▶ _EXERCISE REQUIREMENTS_
1/ According to the thyroid cancer abstract, which factors were independent predictors of PD-L1 expression?
2/ In the thyroid cancer abstract, which two cell lines showed significantly increased PD-L1 expression after IL-6 treatment?

▶ _PAGE TEXT_
:::

Interleukin 6 regulates the expression of programmed cell death ligand 1 in thyroid cancer.

Abstract

Programmed cell death ligand 1 (PD‐L1), inducing T cell exhaustion to facilitate immune escape of tumor cells, is upregulated by interleukin 6 (IL‐6) in T cell lymphoma and ovarian cancer. The purpose of this study is to investigate the expression of IL‐6 and PD‐L1 in thyroid cancer, and whether IL‐6 regulates PD‐L1 expression. As a result, IL‐6 and PD‐L1 were highly expressed in thyroid cancer tissues. Multivariate logistic analysis showed that tumor size, distant metastasis, and risk stratification were significantly associated with IL‐6 expression (P < .05), and multifocality, lymph node metastasis, distant metastasis, risk stratification, and IL‐6 expression were identified as the independent predictors of PD‐L1 expression (P < .05). The invasiveness of thyroid cancer was significantly enhanced after IL‐6 treatment or PD‐L1 overexpression. PD‐L1 positive rate correlated with IL‐6 expression in cancer tissues (P < .001), and after IL‐6 treatment, the PD‐L1 expression in TPC‐1 and BCPAP significantly increased. The mitogen‐activated protein kinase pathway (MAPK) and the Janus‐activated kinase (JAK)–signal transducers and activators of transcription 3 (STAT3) signaling pathways were activated by IL‐6, and the IL‐6–induced PD‐L1 expression decreased after treatment with these two signaling pathway inhibitors. Knockdown of transcription factors c‐Jun and stat3 suppressed the expression of PD‐L1 induced by IL‐6, and these two factors could bind to PD‐L1 gene promoter directly and promote its transcription. It is concluded that IL‐6 and PD‐L1 are overexpressed in thyroid cancer and are related to tumor invasiveness. IL‐6 upregulates PD‐L1 expression through the MAPK and JAK‐STAT3 signaling pathways, which function via transcription factors c‐Jun and stat3.

:::

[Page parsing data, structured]
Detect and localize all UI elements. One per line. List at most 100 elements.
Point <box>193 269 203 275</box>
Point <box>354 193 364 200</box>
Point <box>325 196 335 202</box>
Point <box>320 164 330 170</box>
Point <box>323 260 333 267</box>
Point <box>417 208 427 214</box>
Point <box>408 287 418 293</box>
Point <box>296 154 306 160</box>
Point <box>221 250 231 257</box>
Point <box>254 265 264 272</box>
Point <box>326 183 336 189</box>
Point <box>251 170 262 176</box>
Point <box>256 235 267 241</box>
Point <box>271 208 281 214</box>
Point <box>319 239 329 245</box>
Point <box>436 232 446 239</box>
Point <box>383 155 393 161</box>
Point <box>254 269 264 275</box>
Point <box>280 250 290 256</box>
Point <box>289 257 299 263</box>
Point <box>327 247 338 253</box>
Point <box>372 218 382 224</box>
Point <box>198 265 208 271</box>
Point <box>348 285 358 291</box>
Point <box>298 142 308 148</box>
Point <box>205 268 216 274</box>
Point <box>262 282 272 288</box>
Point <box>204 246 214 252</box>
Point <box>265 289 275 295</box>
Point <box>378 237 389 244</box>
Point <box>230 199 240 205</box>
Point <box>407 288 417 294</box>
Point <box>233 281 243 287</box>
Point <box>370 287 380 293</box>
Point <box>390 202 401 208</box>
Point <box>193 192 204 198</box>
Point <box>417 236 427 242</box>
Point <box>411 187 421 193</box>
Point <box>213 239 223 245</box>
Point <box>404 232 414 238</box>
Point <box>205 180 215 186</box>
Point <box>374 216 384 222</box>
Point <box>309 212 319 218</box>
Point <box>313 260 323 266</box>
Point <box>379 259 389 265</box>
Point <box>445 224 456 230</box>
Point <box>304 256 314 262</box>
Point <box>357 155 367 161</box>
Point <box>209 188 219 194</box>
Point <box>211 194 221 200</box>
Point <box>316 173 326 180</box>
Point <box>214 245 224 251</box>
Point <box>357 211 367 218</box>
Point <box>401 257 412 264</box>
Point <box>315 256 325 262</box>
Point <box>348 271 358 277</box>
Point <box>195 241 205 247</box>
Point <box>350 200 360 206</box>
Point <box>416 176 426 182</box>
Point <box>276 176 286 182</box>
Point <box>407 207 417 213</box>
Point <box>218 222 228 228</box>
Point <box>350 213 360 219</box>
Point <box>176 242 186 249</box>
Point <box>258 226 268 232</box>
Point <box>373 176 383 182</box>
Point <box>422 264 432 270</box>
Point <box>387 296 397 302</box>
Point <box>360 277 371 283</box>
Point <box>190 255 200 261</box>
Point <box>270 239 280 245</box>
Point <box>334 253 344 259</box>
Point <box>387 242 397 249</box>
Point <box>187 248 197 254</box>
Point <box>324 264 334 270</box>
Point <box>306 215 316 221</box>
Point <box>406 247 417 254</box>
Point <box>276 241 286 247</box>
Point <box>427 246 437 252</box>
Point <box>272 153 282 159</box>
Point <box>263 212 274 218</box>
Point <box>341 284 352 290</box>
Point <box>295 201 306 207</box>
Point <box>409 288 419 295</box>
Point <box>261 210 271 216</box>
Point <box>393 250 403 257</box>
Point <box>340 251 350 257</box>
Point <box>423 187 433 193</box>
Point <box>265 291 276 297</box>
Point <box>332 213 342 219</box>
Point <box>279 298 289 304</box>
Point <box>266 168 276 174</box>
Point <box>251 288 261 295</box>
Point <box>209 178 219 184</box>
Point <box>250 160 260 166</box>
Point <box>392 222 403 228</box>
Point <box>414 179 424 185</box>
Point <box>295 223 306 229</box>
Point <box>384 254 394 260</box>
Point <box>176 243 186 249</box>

:::

▶ _SOLUTIONS IN ORDER_
1/
- Multifocality
- Lymph node metastasis
- Distant metastasis
- Risk stratification
- IL-6 expression

2/ TPC-1 and BCPAP.